## [The input]
===============
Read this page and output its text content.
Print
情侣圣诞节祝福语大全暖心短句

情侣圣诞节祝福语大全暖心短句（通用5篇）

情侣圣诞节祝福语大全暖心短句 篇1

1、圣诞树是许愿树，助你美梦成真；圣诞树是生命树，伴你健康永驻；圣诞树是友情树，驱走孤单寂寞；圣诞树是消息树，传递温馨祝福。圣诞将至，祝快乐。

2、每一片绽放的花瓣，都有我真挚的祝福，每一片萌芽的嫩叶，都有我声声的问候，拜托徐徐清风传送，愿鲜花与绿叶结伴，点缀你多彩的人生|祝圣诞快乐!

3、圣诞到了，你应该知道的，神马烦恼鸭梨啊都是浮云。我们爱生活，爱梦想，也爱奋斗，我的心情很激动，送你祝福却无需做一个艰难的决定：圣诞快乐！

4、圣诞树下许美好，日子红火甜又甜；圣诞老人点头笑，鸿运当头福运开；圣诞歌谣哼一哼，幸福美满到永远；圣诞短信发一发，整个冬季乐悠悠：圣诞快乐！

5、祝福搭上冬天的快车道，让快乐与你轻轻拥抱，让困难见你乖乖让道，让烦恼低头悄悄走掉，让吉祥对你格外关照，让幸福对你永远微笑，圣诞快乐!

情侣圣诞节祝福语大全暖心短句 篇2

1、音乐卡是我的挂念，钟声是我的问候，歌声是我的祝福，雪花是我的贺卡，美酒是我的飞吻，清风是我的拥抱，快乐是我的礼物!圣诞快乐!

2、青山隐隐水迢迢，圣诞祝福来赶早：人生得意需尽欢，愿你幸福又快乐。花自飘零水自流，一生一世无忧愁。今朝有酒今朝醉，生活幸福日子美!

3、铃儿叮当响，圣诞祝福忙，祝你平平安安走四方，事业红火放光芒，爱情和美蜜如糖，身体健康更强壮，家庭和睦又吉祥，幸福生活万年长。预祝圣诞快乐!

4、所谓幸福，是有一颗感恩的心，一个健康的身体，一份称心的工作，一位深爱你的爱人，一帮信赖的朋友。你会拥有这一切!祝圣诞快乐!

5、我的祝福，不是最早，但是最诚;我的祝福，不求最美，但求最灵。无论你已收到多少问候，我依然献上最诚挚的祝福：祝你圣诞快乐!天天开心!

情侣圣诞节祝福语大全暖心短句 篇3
===============
## [Exercise description]
Which lines hold the word "情侣圣诞节祝福语大全暖心短句"? Copy all of them.

## [Reply]
情侣圣诞节祝福语大全暖心短句
情侣圣诞节祝福语大全暖心短句（通用5篇）
情侣圣诞节祝福语大全暖心短句 篇1
情侣圣诞节祝福语大全暖心短句 篇2
情侣圣诞节祝福语大全暖心短句 篇3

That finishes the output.